— start Data —

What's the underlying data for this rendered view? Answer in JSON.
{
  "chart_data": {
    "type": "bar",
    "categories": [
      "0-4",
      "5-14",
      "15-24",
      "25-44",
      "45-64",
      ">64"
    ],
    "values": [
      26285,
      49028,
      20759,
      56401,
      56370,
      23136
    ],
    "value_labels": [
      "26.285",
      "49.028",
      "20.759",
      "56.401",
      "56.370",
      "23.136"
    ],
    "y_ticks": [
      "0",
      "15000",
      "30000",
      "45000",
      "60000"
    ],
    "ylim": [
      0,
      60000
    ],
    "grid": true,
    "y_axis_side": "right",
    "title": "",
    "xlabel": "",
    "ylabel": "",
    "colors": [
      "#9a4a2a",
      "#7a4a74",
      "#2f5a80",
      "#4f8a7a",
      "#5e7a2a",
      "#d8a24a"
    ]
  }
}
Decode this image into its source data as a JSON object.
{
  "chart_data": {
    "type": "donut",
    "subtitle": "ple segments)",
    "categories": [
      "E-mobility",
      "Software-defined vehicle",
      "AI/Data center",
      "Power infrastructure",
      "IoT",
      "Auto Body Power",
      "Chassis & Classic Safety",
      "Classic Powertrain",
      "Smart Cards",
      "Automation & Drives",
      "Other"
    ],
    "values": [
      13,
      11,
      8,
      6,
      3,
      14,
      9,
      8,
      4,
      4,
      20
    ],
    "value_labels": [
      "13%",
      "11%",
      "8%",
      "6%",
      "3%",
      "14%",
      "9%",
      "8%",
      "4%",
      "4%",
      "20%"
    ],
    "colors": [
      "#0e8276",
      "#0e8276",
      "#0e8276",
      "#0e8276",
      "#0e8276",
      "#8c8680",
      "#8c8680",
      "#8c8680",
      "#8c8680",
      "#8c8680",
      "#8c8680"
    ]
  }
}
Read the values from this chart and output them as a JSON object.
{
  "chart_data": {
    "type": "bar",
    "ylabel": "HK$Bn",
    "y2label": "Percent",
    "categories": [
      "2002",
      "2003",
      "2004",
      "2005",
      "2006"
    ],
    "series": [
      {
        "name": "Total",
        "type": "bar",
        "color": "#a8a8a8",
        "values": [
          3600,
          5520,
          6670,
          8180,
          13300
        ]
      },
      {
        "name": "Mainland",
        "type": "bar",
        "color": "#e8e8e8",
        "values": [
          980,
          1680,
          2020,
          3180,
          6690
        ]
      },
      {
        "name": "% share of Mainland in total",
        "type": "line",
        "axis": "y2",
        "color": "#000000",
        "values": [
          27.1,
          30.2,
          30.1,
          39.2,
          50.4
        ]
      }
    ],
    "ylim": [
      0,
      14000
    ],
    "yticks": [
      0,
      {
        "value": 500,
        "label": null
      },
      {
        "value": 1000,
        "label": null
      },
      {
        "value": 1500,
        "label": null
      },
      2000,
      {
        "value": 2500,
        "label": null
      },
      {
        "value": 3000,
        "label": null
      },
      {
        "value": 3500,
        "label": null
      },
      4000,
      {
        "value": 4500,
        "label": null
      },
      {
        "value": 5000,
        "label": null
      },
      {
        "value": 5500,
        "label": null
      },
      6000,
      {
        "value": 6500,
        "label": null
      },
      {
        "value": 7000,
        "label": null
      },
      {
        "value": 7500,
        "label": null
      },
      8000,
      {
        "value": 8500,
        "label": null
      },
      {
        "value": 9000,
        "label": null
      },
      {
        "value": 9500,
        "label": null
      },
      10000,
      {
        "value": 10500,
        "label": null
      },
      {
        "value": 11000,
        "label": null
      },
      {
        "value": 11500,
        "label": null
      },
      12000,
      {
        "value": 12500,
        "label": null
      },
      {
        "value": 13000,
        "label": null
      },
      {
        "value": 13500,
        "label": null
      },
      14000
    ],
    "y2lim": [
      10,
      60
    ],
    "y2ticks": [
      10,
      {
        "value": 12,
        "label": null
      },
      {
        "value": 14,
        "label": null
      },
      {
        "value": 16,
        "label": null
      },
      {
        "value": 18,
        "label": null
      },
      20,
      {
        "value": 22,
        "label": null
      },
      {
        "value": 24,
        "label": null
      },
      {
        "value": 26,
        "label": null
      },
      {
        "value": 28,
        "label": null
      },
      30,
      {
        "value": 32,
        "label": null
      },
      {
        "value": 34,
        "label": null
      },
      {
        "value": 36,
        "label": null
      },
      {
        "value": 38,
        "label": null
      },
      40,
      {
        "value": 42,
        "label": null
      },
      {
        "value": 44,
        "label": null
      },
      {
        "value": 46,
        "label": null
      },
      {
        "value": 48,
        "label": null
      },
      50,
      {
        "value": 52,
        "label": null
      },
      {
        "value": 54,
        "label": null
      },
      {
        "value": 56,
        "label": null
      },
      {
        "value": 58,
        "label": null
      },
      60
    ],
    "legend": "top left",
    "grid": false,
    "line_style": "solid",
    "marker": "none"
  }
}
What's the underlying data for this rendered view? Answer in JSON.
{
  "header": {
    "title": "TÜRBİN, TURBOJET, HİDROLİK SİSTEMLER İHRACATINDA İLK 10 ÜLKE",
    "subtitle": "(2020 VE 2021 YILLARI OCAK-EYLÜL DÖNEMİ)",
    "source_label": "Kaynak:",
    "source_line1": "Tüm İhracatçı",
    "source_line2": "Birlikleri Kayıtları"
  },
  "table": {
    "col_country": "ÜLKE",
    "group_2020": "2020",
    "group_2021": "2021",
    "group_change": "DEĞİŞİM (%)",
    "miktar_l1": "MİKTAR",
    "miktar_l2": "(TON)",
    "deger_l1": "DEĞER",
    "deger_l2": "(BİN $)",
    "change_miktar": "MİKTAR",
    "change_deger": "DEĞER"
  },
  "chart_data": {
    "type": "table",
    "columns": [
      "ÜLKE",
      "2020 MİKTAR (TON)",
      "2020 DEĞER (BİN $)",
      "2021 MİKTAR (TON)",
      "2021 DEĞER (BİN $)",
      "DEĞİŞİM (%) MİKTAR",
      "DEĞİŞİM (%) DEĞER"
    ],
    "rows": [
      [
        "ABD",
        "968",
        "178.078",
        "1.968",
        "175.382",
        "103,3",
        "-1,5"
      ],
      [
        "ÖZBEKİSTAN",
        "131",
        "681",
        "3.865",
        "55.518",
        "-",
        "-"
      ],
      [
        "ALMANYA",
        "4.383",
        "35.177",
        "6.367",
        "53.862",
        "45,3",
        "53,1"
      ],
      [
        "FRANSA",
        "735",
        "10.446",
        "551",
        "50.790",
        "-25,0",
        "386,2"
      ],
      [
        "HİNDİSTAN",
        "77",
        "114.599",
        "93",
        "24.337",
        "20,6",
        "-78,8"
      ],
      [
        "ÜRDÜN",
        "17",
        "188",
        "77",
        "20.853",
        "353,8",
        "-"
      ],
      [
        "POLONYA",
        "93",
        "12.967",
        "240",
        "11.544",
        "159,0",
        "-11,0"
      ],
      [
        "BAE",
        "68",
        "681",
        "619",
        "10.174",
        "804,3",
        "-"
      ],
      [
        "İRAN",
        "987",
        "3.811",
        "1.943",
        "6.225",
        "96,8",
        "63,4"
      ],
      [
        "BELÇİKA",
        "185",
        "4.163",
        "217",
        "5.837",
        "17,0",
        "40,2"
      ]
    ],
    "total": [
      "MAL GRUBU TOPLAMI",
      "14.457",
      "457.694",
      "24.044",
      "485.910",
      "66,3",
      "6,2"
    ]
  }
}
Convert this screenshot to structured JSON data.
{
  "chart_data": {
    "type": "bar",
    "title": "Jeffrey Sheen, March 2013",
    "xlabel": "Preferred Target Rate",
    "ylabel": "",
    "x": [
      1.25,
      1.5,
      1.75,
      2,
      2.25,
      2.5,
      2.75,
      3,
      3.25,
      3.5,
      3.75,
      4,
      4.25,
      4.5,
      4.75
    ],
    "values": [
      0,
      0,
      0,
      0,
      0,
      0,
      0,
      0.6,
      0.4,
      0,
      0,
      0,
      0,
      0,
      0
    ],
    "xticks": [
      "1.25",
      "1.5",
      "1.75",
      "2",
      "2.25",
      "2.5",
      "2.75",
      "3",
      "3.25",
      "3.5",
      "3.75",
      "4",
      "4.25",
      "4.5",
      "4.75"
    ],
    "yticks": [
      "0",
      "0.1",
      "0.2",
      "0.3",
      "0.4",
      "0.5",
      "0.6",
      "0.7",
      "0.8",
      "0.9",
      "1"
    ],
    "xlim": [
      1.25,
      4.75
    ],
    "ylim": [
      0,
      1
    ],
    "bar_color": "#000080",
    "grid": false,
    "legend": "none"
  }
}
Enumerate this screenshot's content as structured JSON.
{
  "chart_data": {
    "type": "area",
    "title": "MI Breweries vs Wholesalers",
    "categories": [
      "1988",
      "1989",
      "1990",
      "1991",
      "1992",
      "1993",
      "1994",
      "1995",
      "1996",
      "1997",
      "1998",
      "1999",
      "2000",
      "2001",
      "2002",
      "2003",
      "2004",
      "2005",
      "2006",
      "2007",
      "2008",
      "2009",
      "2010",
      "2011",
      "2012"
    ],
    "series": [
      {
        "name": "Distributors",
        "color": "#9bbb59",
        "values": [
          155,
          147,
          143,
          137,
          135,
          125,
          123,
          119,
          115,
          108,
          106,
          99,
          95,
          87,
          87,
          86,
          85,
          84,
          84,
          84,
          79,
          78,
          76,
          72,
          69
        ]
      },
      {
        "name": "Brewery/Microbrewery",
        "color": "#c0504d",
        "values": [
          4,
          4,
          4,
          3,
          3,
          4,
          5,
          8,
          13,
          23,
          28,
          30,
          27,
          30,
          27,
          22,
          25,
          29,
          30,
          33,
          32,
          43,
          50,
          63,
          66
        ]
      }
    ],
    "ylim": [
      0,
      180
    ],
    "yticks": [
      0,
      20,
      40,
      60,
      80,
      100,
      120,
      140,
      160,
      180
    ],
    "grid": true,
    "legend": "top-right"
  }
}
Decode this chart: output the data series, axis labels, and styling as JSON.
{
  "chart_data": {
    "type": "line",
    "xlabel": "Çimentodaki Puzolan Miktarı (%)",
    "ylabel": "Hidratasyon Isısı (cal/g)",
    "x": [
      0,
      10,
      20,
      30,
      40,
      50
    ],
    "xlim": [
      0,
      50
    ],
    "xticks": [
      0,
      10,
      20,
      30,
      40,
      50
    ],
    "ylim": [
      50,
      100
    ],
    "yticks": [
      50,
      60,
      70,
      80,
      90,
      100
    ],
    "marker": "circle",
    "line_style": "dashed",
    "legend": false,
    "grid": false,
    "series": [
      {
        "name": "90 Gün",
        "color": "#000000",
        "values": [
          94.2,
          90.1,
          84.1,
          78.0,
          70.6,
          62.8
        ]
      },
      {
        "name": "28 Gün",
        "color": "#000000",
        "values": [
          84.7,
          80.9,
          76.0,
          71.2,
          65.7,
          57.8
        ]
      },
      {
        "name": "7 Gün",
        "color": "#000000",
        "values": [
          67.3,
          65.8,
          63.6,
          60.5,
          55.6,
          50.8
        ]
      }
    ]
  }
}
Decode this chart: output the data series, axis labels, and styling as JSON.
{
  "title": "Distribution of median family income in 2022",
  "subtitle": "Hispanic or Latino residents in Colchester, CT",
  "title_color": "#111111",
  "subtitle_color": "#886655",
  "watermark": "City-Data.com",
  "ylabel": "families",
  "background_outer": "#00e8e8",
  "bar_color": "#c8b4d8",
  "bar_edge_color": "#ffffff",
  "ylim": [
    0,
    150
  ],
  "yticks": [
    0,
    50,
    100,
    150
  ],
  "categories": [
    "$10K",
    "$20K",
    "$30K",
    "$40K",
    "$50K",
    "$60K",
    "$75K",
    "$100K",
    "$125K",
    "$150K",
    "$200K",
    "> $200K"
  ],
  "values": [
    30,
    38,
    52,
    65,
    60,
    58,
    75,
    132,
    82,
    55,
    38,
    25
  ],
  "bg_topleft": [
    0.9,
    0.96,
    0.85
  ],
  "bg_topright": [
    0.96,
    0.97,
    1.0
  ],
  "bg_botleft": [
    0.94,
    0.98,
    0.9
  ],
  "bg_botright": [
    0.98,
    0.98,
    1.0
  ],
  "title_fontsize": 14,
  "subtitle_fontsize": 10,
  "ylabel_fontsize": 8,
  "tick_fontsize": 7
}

— end Data —

## Objective:
Collect the lines of the records that include the string "Mainland".

## The completed task:
        "name": "Mainland",
        "name": "% share of Mainland in total",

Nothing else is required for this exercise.